▶ **What is expected**
Exclude the pictures and return every line exactly as written.

[START OF Supplied data]

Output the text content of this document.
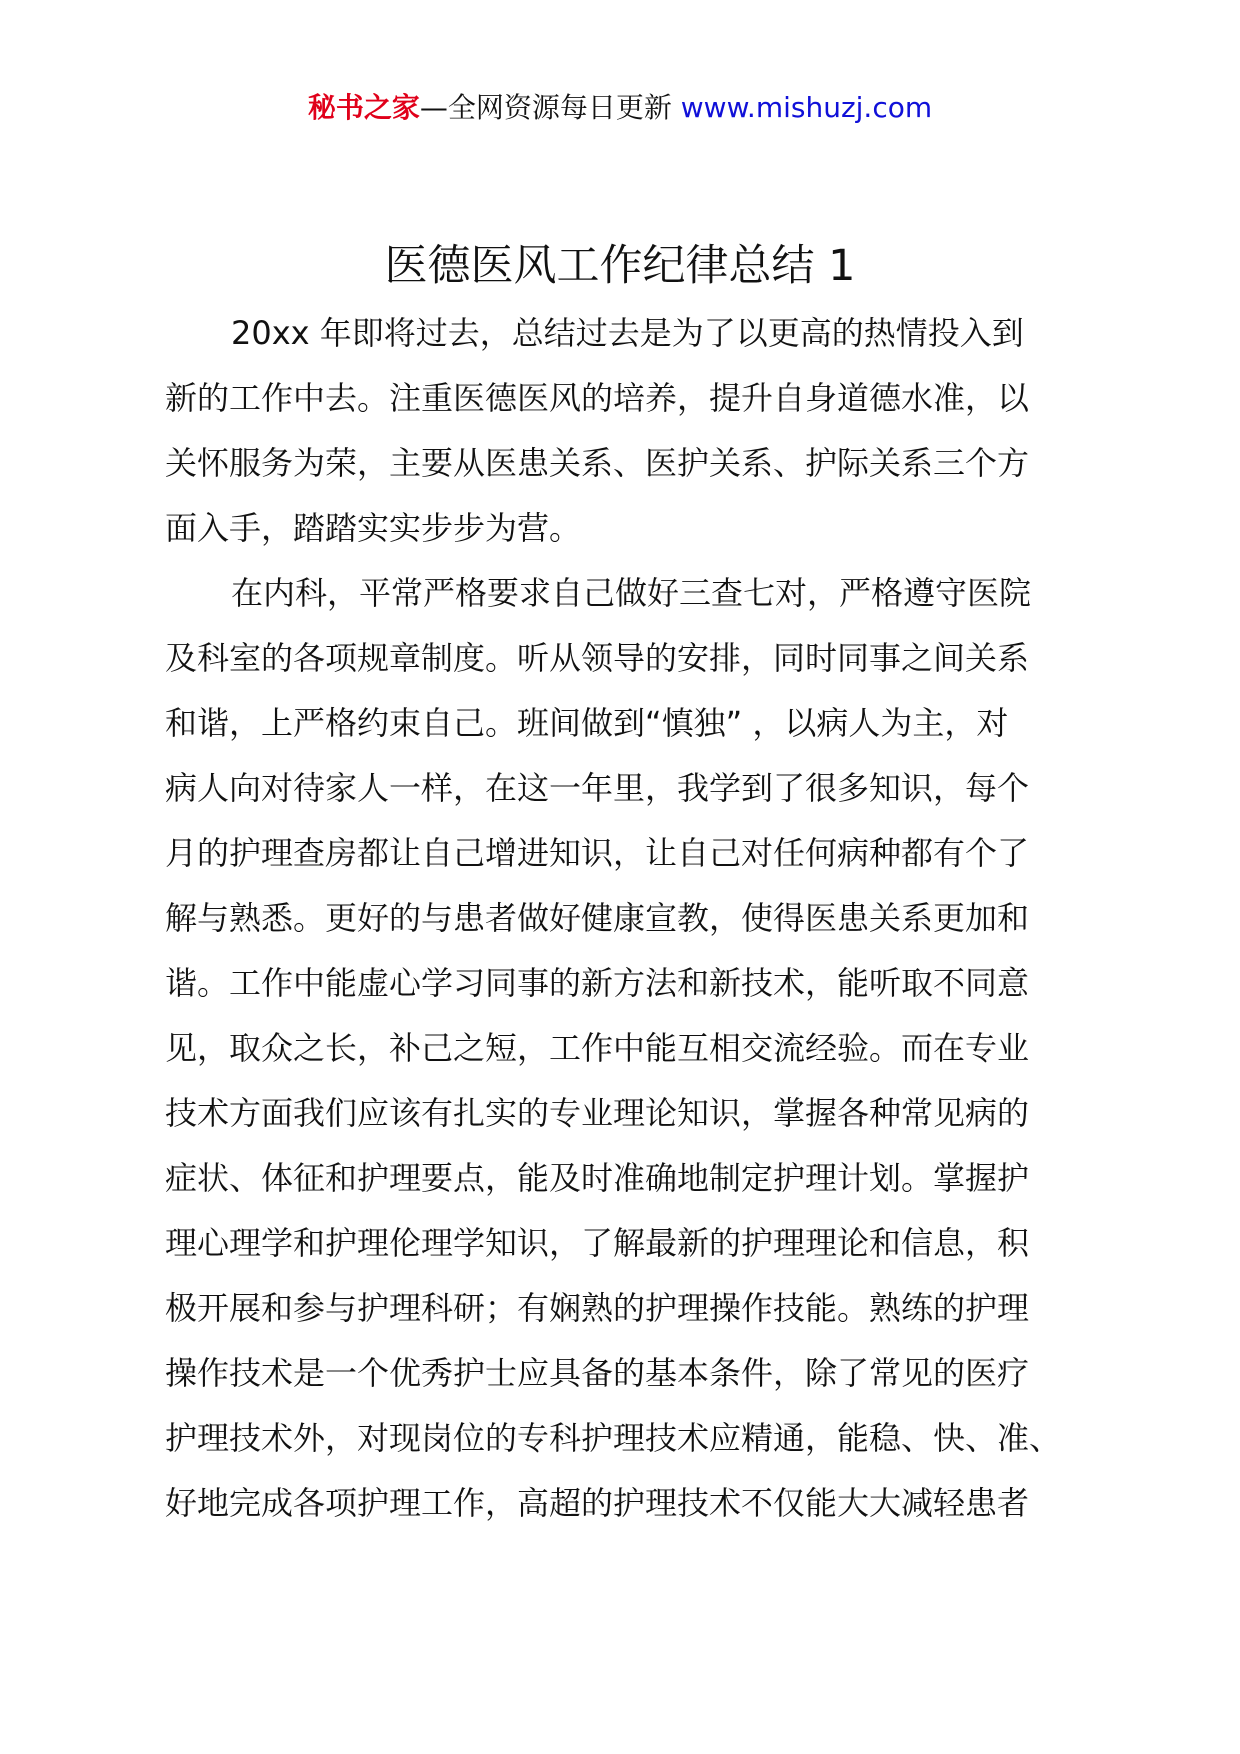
秘书之家—全网资源每日更新 www.mishuzj.com
医德医风工作纪律总结 1
20xx 年即将过去，总结过去是为了以更高的热情投入到
新的工作中去。注重医德医风的培养，提升自身道德水准，以
关怀服务为荣，主要从医患关系、医护关系、护际关系三个方
面入手，踏踏实实步步为营。
在内科，平常严格要求自己做好三查七对，严格遵守医院
及科室的各项规章制度。听从领导的安排，同时同事之间关系
和谐，上严格约束自己。班间做到“慎独” ，以病人为主，对
病人向对待家人一样，在这一年里，我学到了很多知识，每个
月的护理查房都让自己增进知识，让自己对任何病种都有个了
解与熟悉。更好的与患者做好健康宣教，使得医患关系更加和
谐。工作中能虚心学习同事的新方法和新技术，能听取不同意
见，取众之长，补己之短，工作中能互相交流经验。而在专业
技术方面我们应该有扎实的专业理论知识，掌握各种常见病的
症状、体征和护理要点，能及时准确地制定护理计划。掌握护
理心理学和护理伦理学知识，了解最新的护理理论和信息，积
极开展和参与护理科研；有娴熟的护理操作技能。熟练的护理
操作技术是一个优秀护士应具备的基本条件，除了常见的医疗
护理技术外，对现岗位的专科护理技术应精通，能稳、快、准、
好地完成各项护理工作，高超的护理技术不仅能大大减轻患者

[END OF Supplied data]

▶ **Response**
Output the text content of this document.
秘书之家—全网资源每日更新 www.mishuzj.com
医德医风工作纪律总结 1
20xx 年即将过去，总结过去是为了以更高的热情投入到
新的工作中去。注重医德医风的培养，提升自身道德水准，以
关怀服务为荣，主要从医患关系、医护关系、护际关系三个方
面入手，踏踏实实步步为营。
在内科，平常严格要求自己做好三查七对，严格遵守医院
及科室的各项规章制度。听从领导的安排，同时同事之间关系
和谐，上严格约束自己。班间做到“慎独” ，以病人为主，对
病人向对待家人一样，在这一年里，我学到了很多知识，每个
月的护理查房都让自己增进知识，让自己对任何病种都有个了
解与熟悉。更好的与患者做好健康宣教，使得医患关系更加和
谐。工作中能虚心学习同事的新方法和新技术，能听取不同意
见，取众之长，补己之短，工作中能互相交流经验。而在专业
技术方面我们应该有扎实的专业理论知识，掌握各种常见病的
症状、体征和护理要点，能及时准确地制定护理计划。掌握护
理心理学和护理伦理学知识，了解最新的护理理论和信息，积
极开展和参与护理科研；有娴熟的护理操作技能。熟练的护理
操作技术是一个优秀护士应具备的基本条件，除了常见的医疗
护理技术外，对现岗位的专科护理技术应精通，能稳、快、准、
好地完成各项护理工作，高超的护理技术不仅能大大减轻患者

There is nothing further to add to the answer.